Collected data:
◆ ◆ ◆ ◆ ◆
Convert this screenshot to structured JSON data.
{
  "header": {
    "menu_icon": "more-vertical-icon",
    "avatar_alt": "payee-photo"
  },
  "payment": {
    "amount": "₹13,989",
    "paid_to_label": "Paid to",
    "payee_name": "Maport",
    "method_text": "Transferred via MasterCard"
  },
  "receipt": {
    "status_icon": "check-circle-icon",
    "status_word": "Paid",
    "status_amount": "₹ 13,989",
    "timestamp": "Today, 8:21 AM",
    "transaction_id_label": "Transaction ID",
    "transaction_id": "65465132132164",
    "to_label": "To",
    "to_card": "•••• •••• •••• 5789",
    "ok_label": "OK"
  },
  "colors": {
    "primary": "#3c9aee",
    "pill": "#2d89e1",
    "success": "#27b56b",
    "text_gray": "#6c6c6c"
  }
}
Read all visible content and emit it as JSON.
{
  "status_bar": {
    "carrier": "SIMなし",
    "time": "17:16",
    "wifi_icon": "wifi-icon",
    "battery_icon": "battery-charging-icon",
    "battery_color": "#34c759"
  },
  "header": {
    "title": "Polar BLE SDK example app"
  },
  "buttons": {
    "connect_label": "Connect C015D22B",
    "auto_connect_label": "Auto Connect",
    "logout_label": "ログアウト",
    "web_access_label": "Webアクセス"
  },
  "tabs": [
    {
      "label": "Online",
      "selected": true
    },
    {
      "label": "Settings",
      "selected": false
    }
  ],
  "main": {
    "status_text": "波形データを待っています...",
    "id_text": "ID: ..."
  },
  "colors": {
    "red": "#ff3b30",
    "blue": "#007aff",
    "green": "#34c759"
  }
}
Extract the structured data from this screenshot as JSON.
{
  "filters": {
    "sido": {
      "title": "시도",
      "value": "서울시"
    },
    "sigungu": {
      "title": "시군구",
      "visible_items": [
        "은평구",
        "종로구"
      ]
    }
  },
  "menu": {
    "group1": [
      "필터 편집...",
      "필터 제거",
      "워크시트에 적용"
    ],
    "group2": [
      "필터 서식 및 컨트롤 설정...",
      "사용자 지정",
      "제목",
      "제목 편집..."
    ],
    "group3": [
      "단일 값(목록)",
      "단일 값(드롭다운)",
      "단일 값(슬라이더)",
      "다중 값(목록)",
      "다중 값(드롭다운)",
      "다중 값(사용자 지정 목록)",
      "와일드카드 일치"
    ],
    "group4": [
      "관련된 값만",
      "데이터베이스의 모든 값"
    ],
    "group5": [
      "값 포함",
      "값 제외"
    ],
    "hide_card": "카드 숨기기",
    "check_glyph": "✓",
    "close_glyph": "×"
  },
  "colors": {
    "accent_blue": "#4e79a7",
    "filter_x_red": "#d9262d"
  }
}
◆ ◆ ◆ ◆ ◆
WHAT TO WORK ON:
Pull out each line containing the word "title" and copy it.

RESULT BELOW:
    "title": "Polar BLE SDK example app"
      "title": "시도",
      "title": "시군구",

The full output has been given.